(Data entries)
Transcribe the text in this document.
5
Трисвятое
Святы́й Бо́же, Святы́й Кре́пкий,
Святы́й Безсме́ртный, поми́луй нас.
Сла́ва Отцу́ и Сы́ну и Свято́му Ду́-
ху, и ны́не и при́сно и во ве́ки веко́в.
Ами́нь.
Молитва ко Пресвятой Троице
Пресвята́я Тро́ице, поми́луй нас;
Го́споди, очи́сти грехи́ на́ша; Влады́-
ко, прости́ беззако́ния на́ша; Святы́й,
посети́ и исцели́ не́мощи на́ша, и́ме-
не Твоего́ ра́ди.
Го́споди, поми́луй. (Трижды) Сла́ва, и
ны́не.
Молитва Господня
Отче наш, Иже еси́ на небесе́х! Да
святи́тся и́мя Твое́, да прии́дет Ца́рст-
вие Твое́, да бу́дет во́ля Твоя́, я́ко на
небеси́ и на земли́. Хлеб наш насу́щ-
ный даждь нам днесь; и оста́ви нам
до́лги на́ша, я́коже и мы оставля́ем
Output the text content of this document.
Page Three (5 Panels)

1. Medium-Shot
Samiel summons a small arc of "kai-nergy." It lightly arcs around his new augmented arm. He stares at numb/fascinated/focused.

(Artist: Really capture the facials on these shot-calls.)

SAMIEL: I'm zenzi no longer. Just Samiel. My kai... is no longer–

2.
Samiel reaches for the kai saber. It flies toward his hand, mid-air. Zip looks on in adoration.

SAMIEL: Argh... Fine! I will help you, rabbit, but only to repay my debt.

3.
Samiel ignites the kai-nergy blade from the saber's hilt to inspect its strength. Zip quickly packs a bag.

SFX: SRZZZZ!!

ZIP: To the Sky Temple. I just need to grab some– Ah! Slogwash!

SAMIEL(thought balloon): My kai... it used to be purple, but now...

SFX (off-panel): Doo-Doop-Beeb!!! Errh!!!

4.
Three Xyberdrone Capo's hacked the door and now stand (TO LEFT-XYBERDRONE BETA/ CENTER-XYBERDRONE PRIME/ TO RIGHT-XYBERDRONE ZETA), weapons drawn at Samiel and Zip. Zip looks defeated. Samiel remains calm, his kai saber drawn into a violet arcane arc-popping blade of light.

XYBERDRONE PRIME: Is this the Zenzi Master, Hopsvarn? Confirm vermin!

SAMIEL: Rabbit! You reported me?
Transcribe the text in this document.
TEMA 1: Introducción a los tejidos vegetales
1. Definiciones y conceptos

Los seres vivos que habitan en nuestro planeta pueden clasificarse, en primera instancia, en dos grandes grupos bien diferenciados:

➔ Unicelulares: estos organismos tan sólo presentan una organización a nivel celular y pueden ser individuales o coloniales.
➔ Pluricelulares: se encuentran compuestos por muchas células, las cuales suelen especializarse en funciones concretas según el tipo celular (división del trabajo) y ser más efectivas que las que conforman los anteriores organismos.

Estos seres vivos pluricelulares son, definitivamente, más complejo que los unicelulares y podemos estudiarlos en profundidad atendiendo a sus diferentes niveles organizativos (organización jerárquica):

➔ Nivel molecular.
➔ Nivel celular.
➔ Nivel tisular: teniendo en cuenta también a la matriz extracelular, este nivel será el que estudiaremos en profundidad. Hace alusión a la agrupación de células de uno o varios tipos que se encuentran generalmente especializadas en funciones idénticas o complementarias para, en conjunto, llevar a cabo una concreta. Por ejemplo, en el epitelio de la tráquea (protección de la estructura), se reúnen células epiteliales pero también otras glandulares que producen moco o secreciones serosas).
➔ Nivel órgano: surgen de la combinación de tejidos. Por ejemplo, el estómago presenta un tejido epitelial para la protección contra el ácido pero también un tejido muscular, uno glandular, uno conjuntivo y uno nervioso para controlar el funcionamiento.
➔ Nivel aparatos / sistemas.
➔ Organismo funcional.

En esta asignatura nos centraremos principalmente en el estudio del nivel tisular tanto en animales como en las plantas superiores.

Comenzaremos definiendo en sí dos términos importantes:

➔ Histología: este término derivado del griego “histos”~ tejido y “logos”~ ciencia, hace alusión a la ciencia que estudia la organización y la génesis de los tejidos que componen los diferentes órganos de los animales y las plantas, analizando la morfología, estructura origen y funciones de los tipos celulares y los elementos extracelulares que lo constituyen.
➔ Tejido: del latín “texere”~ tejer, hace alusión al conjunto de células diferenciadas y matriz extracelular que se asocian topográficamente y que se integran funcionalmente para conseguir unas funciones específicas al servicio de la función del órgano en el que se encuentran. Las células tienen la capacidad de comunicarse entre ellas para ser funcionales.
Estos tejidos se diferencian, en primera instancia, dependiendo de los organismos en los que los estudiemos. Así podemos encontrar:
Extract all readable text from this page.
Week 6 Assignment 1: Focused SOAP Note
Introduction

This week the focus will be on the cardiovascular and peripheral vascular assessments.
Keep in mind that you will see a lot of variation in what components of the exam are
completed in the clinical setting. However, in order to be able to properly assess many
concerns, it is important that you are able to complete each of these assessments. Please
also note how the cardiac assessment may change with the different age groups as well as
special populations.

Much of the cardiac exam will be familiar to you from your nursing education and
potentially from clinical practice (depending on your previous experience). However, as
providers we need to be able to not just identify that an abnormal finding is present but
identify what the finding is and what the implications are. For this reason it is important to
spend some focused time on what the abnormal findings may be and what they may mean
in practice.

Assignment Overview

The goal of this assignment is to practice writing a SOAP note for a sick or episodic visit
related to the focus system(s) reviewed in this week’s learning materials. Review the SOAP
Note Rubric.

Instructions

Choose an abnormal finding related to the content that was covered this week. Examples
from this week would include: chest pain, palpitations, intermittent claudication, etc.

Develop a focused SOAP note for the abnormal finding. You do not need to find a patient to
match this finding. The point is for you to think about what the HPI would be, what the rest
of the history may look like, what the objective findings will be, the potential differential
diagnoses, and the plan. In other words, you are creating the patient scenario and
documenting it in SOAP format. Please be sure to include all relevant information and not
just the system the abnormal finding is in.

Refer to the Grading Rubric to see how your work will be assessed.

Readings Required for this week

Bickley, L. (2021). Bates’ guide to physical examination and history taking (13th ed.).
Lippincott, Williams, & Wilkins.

> **EXERCISE REQUIREMENTS**
Copy every line of the material, please, keeping it exactly the same.

> **WRITTEN SOLUTION**
Transcribe the text in this document.
5
Трисвятое
Святы́й Бо́же, Святы́й Кре́пкий,
Святы́й Безсме́ртный, поми́луй нас.
Сла́ва Отцу́ и Сы́ну и Свято́му Ду́-
ху, и ны́не и при́сно и во ве́ки веко́в.
Ами́нь.
Молитва ко Пресвятой Троице
Пресвята́я Тро́ице, поми́луй нас;
Го́споди, очи́сти грехи́ на́ша; Влады́-
ко, прости́ беззако́ния на́ша; Святы́й,
посети́ и исцели́ не́мощи на́ша, и́ме-
не Твоего́ ра́ди.
Го́споди, поми́луй. (Трижды) Сла́ва, и
ны́не.
Молитва Господня
Отче наш, Иже еси́ на небесе́х! Да
святи́тся и́мя Твое́, да прии́дет Ца́рст-
вие Твое́, да бу́дет во́ля Твоя́, я́ко на
небеси́ и на земли́. Хлеб наш насу́щ-
ный даждь нам днесь; и оста́ви нам
до́лги на́ша, я́коже и мы оставля́ем
Output the text content of this document.
Page Three (5 Panels)

1. Medium-Shot
Samiel summons a small arc of "kai-nergy." It lightly arcs around his new augmented arm. He stares at numb/fascinated/focused.

(Artist: Really capture the facials on these shot-calls.)

SAMIEL: I'm zenzi no longer. Just Samiel. My kai... is no longer–

2.
Samiel reaches for the kai saber. It flies toward his hand, mid-air. Zip looks on in adoration.

SAMIEL: Argh... Fine! I will help you, rabbit, but only to repay my debt.

3.
Samiel ignites the kai-nergy blade from the saber's hilt to inspect its strength. Zip quickly packs a bag.

SFX: SRZZZZ!!

ZIP: To the Sky Temple. I just need to grab some– Ah! Slogwash!

SAMIEL(thought balloon): My kai... it used to be purple, but now...

SFX (off-panel): Doo-Doop-Beeb!!! Errh!!!

4.
Three Xyberdrone Capo's hacked the door and now stand (TO LEFT-XYBERDRONE BETA/ CENTER-XYBERDRONE PRIME/ TO RIGHT-XYBERDRONE ZETA), weapons drawn at Samiel and Zip. Zip looks defeated. Samiel remains calm, his kai saber drawn into a violet arcane arc-popping blade of light.

XYBERDRONE PRIME: Is this the Zenzi Master, Hopsvarn? Confirm vermin!

SAMIEL: Rabbit! You reported me?
Transcribe the text in this document.
TEMA 1: Introducción a los tejidos vegetales
1. Definiciones y conceptos

Los seres vivos que habitan en nuestro planeta pueden clasificarse, en primera instancia, en dos grandes grupos bien diferenciados:

➔ Unicelulares: estos organismos tan sólo presentan una organización a nivel celular y pueden ser individuales o coloniales.
➔ Pluricelulares: se encuentran compuestos por muchas células, las cuales suelen especializarse en funciones concretas según el tipo celular (división del trabajo) y ser más efectivas que las que conforman los anteriores organismos.

Estos seres vivos pluricelulares son, definitivamente, más complejo que los unicelulares y podemos estudiarlos en profundidad atendiendo a sus diferentes niveles organizativos (organización jerárquica):

➔ Nivel molecular.
➔ Nivel celular.
➔ Nivel tisular: teniendo en cuenta también a la matriz extracelular, este nivel será el que estudiaremos en profundidad. Hace alusión a la agrupación de células de uno o varios tipos que se encuentran generalmente especializadas en funciones idénticas o complementarias para, en conjunto, llevar a cabo una concreta. Por ejemplo, en el epitelio de la tráquea (protección de la estructura), se reúnen células epiteliales pero también otras glandulares que producen moco o secreciones serosas).
➔ Nivel órgano: surgen de la combinación de tejidos. Por ejemplo, el estómago presenta un tejido epitelial para la protección contra el ácido pero también un tejido muscular, uno glandular, uno conjuntivo y uno nervioso para controlar el funcionamiento.
➔ Nivel aparatos / sistemas.
➔ Organismo funcional.

En esta asignatura nos centraremos principalmente en el estudio del nivel tisular tanto en animales como en las plantas superiores.

Comenzaremos definiendo en sí dos términos importantes:

➔ Histología: este término derivado del griego “histos”~ tejido y “logos”~ ciencia, hace alusión a la ciencia que estudia la organización y la génesis de los tejidos que componen los diferentes órganos de los animales y las plantas, analizando la morfología, estructura origen y funciones de los tipos celulares y los elementos extracelulares que lo constituyen.
➔ Tejido: del latín “texere”~ tejer, hace alusión al conjunto de células diferenciadas y matriz extracelular que se asocian topográficamente y que se integran funcionalmente para conseguir unas funciones específicas al servicio de la función del órgano en el que se encuentran. Las células tienen la capacidad de comunicarse entre ellas para ser funcionales.
Estos tejidos se diferencian, en primera instancia, dependiendo de los organismos en los que los estudiemos. Así podemos encontrar:
Extract all readable text from this page.
Week 6 Assignment 1: Focused SOAP Note
Introduction

This week the focus will be on the cardiovascular and peripheral vascular assessments.
Keep in mind that you will see a lot of variation in what components of the exam are
completed in the clinical setting. However, in order to be able to properly assess many
concerns, it is important that you are able to complete each of these assessments. Please
also note how the cardiac assessment may change with the different age groups as well as
special populations.

Much of the cardiac exam will be familiar to you from your nursing education and
potentially from clinical practice (depending on your previous experience). However, as
providers we need to be able to not just identify that an abnormal finding is present but
identify what the finding is and what the implications are. For this reason it is important to
spend some focused time on what the abnormal findings may be and what they may mean
in practice.

Assignment Overview

The goal of this assignment is to practice writing a SOAP note for a sick or episodic visit
related to the focus system(s) reviewed in this week’s learning materials. Review the SOAP
Note Rubric.

Instructions

Choose an abnormal finding related to the content that was covered this week. Examples
from this week would include: chest pain, palpitations, intermittent claudication, etc.

Develop a focused SOAP note for the abnormal finding. You do not need to find a patient to
match this finding. The point is for you to think about what the HPI would be, what the rest
of the history may look like, what the objective findings will be, the potential differential
diagnoses, and the plan. In other words, you are creating the patient scenario and
documenting it in SOAP format. Please be sure to include all relevant information and not
just the system the abnormal finding is in.

Refer to the Grading Rubric to see how your work will be assessed.

Readings Required for this week

Bickley, L. (2021). Bates’ guide to physical examination and history taking (13th ed.).
Lippincott, Williams, & Wilkins.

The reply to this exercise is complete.